WORK REQUIRED:
Wherever "name" appears in a line, list that line.
--------------------
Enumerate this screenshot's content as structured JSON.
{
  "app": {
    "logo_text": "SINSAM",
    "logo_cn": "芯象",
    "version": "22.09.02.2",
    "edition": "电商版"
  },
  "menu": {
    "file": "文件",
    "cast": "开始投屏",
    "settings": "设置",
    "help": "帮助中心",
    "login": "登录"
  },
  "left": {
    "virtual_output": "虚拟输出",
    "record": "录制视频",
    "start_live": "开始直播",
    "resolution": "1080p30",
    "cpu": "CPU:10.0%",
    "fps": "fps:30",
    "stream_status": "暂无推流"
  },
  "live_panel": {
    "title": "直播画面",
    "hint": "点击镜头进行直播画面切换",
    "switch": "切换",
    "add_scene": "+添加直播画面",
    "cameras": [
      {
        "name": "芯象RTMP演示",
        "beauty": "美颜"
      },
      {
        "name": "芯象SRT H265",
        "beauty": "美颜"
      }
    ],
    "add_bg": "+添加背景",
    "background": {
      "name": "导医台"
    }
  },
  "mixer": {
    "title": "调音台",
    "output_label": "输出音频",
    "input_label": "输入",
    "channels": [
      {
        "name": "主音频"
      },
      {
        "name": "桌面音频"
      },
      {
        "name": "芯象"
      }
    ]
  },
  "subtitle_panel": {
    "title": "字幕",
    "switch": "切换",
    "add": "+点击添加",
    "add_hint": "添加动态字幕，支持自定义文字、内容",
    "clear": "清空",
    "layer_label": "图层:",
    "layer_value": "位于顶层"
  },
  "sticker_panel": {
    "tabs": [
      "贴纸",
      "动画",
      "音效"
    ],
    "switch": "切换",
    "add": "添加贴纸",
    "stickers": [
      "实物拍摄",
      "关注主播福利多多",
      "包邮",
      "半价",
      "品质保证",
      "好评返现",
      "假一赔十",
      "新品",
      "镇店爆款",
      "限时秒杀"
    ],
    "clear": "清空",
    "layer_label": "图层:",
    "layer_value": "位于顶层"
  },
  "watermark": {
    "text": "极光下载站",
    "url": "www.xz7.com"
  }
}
--------------------
COMPLETE RESPONSE:
        "name": "芯象RTMP演示",
        "name": "芯象SRT H265",
      "name": "导医台"
        "name": "主音频"
        "name": "桌面音频"
        "name": "芯象"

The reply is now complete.